Problem to solve:
Count how many lines below include the string "View", and give that number without anything else.

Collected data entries
+ + + + + + +

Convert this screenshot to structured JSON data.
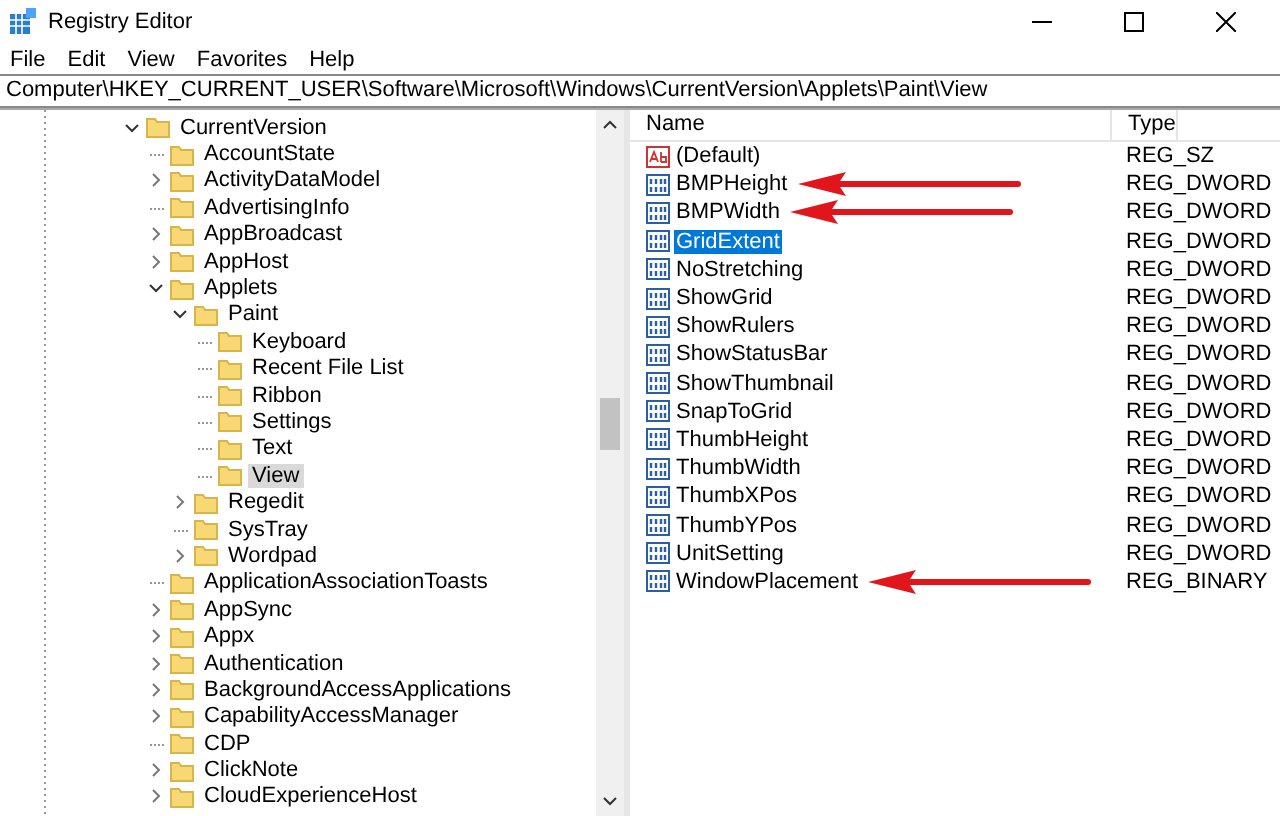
{
  "window": {
    "title": "Registry Editor"
  },
  "menu": [
    "File",
    "Edit",
    "View",
    "Favorites",
    "Help"
  ],
  "address": "Computer\\HKEY_CURRENT_USER\\Software\\Microsoft\\Windows\\CurrentVersion\\Applets\\Paint\\View",
  "tree": [
    {
      "label": "CurrentVersion",
      "kind": "open",
      "selected": false,
      "children": [
        {
          "label": "AccountState",
          "kind": "leaf",
          "selected": false
        },
        {
          "label": "ActivityDataModel",
          "kind": "closed",
          "selected": false
        },
        {
          "label": "AdvertisingInfo",
          "kind": "leaf",
          "selected": false
        },
        {
          "label": "AppBroadcast",
          "kind": "closed",
          "selected": false
        },
        {
          "label": "AppHost",
          "kind": "closed",
          "selected": false
        },
        {
          "label": "Applets",
          "kind": "open",
          "selected": false,
          "children": [
            {
              "label": "Paint",
              "kind": "open",
              "selected": false,
              "children": [
                {
                  "label": "Keyboard",
                  "kind": "leaf",
                  "selected": false
                },
                {
                  "label": "Recent File List",
                  "kind": "leaf",
                  "selected": false
                },
                {
                  "label": "Ribbon",
                  "kind": "leaf",
                  "selected": false
                },
                {
                  "label": "Settings",
                  "kind": "leaf",
                  "selected": false
                },
                {
                  "label": "Text",
                  "kind": "leaf",
                  "selected": false
                },
                {
                  "label": "View",
                  "kind": "leaf",
                  "selected": true
                }
              ]
            },
            {
              "label": "Regedit",
              "kind": "closed",
              "selected": false
            },
            {
              "label": "SysTray",
              "kind": "leaf",
              "selected": false
            },
            {
              "label": "Wordpad",
              "kind": "closed",
              "selected": false
            }
          ]
        },
        {
          "label": "ApplicationAssociationToasts",
          "kind": "leaf",
          "selected": false
        },
        {
          "label": "AppSync",
          "kind": "closed",
          "selected": false
        },
        {
          "label": "Appx",
          "kind": "closed",
          "selected": false
        },
        {
          "label": "Authentication",
          "kind": "closed",
          "selected": false
        },
        {
          "label": "BackgroundAccessApplications",
          "kind": "closed",
          "selected": false
        },
        {
          "label": "CapabilityAccessManager",
          "kind": "closed",
          "selected": false
        },
        {
          "label": "CDP",
          "kind": "leaf",
          "selected": false
        },
        {
          "label": "ClickNote",
          "kind": "closed",
          "selected": false
        },
        {
          "label": "CloudExperienceHost",
          "kind": "closed",
          "selected": false
        }
      ]
    }
  ],
  "values": {
    "columns": [
      "Name",
      "Type"
    ],
    "rows": [
      {
        "kind": "string",
        "name": "(Default)",
        "type": "REG_SZ",
        "selected": false,
        "arrow": false
      },
      {
        "kind": "binary",
        "name": "BMPHeight",
        "type": "REG_DWORD",
        "selected": false,
        "arrow": true
      },
      {
        "kind": "binary",
        "name": "BMPWidth",
        "type": "REG_DWORD",
        "selected": false,
        "arrow": true
      },
      {
        "kind": "binary",
        "name": "GridExtent",
        "type": "REG_DWORD",
        "selected": true,
        "arrow": false
      },
      {
        "kind": "binary",
        "name": "NoStretching",
        "type": "REG_DWORD",
        "selected": false,
        "arrow": false
      },
      {
        "kind": "binary",
        "name": "ShowGrid",
        "type": "REG_DWORD",
        "selected": false,
        "arrow": false
      },
      {
        "kind": "binary",
        "name": "ShowRulers",
        "type": "REG_DWORD",
        "selected": false,
        "arrow": false
      },
      {
        "kind": "binary",
        "name": "ShowStatusBar",
        "type": "REG_DWORD",
        "selected": false,
        "arrow": false
      },
      {
        "kind": "binary",
        "name": "ShowThumbnail",
        "type": "REG_DWORD",
        "selected": false,
        "arrow": false
      },
      {
        "kind": "binary",
        "name": "SnapToGrid",
        "type": "REG_DWORD",
        "selected": false,
        "arrow": false
      },
      {
        "kind": "binary",
        "name": "ThumbHeight",
        "type": "REG_DWORD",
        "selected": false,
        "arrow": false
      },
      {
        "kind": "binary",
        "name": "ThumbWidth",
        "type": "REG_DWORD",
        "selected": false,
        "arrow": false
      },
      {
        "kind": "binary",
        "name": "ThumbXPos",
        "type": "REG_DWORD",
        "selected": false,
        "arrow": false
      },
      {
        "kind": "binary",
        "name": "ThumbYPos",
        "type": "REG_DWORD",
        "selected": false,
        "arrow": false
      },
      {
        "kind": "binary",
        "name": "UnitSetting",
        "type": "REG_DWORD",
        "selected": false,
        "arrow": false
      },
      {
        "kind": "binary",
        "name": "WindowPlacement",
        "type": "REG_BINARY",
        "selected": false,
        "arrow": true
      }
    ]
  }
}
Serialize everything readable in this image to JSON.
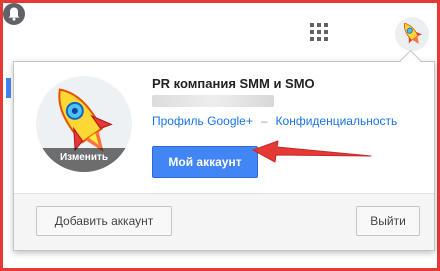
{
  "account": {
    "name": "PR компания SMM и SMO",
    "avatar_change_label": "Изменить"
  },
  "links": {
    "profile": "Профиль Google+",
    "separator": "–",
    "privacy": "Конфиденциальность"
  },
  "buttons": {
    "my_account": "Мой аккаунт",
    "add_account": "Добавить аккаунт",
    "sign_out": "Выйти"
  },
  "icons": {
    "topbar": [
      "apps-grid-icon",
      "notifications-bell-icon",
      "rocket-avatar-icon"
    ],
    "annotation": "red-arrow-icon"
  },
  "colors": {
    "frame_border": "#e53935",
    "primary_button": "#4285f4",
    "link": "#1a73e8",
    "annotation_arrow": "#e53935"
  }
}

+ + + + + + +

Solution below:
3